● EXERCISES TO COMPLETE:
a – In the post on lessons from the Sony hack, what are Sony lawyers threatening the media for?
b – Pick up the post on lessons from the Sony hack right after its last sentence and keep writing it.

● SOURCE DOCUMENT:
-----
Monday, December 15, 2014

SONY: Don't Publish E-Mail Messages -- The Real Lessons to Be Learned


Critical Thinking Lessons From the SONY Hack. 



As the world waits to see what else will be released by hackers in the wake of the SONY hack, there are important lessons to be learned. Every business leader should learn from the SONY experience.


As it relates to the portion of subjective comments about people by Hollywood execs, this isn't about a hack, it's about how business leaders conduct themselves, and the ethics and values they live by. It's not about increasing security to avoid leaks, it's about what kind of life you live.


What you say and write behind closed doors reveals who you really are. If you call people names and take cheap shots, it says more about you than the intended target you are writing and talk about. 


At times business can be tough, but it's the people who conduct business based on values and ethics that are true leaders; the rest are not.


Now SONY lawyers are threatening the media for reporting contents of the emails.
-----
● Document layout detection data:

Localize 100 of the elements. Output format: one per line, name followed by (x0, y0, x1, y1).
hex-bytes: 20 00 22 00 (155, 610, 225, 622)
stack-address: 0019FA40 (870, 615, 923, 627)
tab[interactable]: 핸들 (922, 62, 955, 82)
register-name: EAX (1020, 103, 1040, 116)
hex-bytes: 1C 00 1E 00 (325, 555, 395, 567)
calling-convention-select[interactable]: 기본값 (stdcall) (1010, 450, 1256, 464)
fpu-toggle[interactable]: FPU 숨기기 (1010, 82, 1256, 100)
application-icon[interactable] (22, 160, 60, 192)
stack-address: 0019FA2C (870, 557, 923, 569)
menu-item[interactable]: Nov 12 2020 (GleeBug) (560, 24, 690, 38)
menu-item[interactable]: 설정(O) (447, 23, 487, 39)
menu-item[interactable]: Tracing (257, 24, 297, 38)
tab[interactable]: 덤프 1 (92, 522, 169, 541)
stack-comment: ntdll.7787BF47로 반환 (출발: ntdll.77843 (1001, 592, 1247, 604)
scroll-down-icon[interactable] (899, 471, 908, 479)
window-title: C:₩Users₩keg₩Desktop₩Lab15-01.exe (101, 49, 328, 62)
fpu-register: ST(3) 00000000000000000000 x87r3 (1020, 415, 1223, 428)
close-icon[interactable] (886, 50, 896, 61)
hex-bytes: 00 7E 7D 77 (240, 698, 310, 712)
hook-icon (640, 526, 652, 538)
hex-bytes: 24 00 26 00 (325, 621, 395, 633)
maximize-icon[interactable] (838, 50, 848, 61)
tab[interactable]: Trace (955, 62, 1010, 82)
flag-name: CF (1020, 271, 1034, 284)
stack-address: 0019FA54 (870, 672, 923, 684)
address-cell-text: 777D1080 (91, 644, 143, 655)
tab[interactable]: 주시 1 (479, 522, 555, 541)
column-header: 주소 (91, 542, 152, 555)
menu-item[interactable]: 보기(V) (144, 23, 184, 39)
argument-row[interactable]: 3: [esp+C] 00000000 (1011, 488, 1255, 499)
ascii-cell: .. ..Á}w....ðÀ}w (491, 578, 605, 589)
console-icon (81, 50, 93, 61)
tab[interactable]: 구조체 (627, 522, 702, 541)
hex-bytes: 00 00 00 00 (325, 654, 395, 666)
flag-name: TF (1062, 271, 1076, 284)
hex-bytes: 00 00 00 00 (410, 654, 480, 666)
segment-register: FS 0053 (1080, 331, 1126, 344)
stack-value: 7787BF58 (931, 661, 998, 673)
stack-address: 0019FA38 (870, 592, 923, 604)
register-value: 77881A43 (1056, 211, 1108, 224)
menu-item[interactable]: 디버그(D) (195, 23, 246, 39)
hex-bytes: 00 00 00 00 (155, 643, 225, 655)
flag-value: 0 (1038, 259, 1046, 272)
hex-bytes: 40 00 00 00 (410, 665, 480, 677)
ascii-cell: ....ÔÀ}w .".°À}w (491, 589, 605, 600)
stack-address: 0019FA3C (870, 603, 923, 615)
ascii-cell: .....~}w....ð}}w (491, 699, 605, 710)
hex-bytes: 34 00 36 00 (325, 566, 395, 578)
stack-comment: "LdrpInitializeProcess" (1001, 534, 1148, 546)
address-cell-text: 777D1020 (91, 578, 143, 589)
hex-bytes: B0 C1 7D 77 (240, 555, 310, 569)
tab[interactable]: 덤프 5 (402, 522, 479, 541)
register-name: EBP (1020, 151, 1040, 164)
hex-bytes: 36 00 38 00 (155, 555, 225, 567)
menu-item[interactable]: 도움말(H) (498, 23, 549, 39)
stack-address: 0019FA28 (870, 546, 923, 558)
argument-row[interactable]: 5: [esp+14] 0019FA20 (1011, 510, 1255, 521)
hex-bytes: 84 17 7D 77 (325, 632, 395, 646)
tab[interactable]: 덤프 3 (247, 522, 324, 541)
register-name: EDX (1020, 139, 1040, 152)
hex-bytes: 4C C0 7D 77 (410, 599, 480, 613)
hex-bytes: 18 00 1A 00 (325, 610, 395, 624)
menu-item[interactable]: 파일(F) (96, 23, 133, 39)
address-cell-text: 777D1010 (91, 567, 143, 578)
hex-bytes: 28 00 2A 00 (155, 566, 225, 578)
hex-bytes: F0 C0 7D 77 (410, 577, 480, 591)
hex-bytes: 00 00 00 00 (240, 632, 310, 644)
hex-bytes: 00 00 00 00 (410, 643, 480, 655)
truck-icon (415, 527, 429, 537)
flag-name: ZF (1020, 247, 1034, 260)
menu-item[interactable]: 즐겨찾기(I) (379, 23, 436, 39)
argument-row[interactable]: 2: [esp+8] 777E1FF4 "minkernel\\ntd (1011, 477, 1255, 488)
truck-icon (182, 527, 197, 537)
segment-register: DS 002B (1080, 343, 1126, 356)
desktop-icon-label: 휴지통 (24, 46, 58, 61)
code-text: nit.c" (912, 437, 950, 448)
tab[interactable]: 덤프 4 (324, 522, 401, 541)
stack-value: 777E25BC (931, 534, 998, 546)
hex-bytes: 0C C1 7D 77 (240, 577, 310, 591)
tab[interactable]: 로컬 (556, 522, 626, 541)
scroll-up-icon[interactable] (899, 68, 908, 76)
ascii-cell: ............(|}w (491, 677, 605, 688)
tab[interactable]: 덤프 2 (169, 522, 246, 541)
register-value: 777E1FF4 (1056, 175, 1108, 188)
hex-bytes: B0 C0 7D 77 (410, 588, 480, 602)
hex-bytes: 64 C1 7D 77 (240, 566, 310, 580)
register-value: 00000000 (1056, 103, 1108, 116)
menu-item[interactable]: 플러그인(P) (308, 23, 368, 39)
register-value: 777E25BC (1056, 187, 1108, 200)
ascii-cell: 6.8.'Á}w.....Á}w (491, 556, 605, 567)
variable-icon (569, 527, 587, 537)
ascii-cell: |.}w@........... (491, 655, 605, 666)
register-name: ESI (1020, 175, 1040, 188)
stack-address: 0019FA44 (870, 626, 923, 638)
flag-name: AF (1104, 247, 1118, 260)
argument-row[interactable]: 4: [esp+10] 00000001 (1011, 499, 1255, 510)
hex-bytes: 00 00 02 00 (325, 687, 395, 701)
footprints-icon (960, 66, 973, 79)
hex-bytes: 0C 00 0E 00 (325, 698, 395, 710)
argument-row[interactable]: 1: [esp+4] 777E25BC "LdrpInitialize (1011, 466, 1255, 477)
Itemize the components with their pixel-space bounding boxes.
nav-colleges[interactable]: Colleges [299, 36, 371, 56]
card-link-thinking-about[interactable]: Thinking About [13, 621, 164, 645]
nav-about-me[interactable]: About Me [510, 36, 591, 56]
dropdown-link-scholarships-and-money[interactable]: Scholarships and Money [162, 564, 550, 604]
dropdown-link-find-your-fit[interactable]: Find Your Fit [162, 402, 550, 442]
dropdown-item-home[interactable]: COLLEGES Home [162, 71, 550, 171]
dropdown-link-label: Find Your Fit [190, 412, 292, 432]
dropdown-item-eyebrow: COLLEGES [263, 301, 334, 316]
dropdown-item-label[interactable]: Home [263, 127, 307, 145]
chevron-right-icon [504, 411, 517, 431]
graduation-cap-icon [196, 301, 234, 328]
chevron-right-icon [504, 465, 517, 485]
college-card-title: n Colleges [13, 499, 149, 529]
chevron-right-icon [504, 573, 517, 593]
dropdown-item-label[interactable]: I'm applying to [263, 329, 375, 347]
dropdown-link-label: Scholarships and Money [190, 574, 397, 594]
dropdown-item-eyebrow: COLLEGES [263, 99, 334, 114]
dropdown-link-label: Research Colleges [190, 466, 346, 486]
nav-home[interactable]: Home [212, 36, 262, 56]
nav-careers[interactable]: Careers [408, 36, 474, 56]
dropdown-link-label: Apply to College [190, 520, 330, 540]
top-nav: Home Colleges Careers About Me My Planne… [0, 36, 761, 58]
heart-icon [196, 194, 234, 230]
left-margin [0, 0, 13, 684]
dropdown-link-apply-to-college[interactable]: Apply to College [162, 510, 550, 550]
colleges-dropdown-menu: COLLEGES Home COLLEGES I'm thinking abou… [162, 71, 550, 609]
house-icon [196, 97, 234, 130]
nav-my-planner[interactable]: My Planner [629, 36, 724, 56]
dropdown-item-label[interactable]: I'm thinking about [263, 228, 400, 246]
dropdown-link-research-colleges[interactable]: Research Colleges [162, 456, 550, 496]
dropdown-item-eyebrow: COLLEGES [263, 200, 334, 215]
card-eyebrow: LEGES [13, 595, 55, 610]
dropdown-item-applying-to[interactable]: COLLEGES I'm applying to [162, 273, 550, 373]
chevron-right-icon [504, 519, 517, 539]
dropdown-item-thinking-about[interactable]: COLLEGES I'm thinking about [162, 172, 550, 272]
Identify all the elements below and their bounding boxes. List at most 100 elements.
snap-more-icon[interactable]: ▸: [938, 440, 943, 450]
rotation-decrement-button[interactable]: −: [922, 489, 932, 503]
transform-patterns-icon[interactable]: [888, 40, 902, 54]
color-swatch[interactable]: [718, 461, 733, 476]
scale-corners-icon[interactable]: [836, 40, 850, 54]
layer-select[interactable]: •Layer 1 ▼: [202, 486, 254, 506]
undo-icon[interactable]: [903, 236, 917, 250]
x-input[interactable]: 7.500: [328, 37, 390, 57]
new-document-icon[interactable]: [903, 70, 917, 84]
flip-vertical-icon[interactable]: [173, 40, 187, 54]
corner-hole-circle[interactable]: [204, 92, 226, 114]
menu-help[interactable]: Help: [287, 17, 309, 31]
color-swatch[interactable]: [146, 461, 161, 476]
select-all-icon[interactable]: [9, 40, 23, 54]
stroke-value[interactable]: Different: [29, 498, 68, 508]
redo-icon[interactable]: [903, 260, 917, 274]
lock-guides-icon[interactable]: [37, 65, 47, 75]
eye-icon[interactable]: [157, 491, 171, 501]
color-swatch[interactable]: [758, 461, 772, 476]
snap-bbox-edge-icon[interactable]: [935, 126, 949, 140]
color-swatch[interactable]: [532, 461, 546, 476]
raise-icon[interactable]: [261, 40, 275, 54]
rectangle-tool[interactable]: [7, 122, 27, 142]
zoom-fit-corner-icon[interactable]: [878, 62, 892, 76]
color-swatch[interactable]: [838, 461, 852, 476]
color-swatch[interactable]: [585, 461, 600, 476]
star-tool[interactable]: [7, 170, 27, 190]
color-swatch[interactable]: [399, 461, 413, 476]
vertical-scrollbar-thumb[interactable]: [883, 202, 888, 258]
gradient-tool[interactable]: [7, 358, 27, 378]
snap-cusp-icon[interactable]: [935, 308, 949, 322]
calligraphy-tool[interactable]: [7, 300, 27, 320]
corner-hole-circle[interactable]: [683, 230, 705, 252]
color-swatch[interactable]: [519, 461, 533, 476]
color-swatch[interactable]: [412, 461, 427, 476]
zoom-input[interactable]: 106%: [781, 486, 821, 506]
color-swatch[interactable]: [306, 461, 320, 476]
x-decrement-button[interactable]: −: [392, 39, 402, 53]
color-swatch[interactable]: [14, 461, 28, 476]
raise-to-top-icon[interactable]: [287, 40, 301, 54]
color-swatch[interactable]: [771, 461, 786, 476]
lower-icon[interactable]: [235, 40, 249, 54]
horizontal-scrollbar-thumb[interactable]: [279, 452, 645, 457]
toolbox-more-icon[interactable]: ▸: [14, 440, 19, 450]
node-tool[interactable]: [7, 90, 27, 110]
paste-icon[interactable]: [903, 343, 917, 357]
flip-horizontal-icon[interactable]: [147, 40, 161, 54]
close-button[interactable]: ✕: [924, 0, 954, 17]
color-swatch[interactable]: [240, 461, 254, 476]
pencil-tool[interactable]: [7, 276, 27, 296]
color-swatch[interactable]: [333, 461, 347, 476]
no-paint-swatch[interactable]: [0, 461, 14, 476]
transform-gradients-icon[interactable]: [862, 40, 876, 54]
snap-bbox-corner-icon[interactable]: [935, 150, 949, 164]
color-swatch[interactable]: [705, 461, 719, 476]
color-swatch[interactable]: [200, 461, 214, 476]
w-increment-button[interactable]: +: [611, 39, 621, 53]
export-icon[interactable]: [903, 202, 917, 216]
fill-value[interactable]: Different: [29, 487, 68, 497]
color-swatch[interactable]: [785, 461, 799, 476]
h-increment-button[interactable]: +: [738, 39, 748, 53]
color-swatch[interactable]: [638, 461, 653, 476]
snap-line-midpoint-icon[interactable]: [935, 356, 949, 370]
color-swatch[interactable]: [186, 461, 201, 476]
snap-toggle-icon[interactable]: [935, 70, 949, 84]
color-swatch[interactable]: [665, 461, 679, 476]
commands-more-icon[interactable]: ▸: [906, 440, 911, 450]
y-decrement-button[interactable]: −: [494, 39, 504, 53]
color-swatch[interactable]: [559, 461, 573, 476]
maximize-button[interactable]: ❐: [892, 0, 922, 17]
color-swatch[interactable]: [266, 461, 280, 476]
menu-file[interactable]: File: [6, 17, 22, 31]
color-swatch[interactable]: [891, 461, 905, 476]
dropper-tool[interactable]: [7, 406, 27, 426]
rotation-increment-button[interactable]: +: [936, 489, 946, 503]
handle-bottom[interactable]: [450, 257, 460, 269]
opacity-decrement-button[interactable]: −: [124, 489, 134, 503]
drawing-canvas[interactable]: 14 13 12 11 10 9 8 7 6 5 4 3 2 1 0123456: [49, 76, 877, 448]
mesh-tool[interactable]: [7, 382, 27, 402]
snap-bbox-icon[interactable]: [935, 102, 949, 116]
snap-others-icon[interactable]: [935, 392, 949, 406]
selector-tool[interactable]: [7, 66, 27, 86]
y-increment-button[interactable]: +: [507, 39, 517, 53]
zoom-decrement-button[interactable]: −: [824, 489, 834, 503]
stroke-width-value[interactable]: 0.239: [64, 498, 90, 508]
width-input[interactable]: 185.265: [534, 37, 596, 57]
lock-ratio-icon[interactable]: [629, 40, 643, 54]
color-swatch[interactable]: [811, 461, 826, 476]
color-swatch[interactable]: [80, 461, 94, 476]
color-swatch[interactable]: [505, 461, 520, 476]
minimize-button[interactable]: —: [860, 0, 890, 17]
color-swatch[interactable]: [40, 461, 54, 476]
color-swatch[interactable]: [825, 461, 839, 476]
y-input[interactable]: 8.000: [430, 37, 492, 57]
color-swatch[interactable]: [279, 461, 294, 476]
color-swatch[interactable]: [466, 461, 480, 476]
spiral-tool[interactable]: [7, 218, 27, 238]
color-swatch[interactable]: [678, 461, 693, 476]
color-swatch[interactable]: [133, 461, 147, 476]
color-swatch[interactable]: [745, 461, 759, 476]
-----
● ANSWERS TO THE EXERCISES:
a – Reporting the contents of the emails.

b –
In the Washington Post: "Sony’s ability to follow through with legal action is uncertain at best, legal scholars said last night. “The short answer is that publishing such leaked material, even if it was illegally extracted by hackers, is likely to be legal,” said University of California at Los Angeles law professor Eugene Volokh."

"George Freeman, a former attorney for the New York Times who now runs the Media Law Resource Center, said Sony’s demands struck him as “a stretch.” He said newspapers and other publications have reported leaked corporate and government documents “scores of times,” and this instance appears similar to those."


The lesson to be learned: Live by values and ethics, in person and online and you won't need to worry about some of the issues that SONY has had to worry about.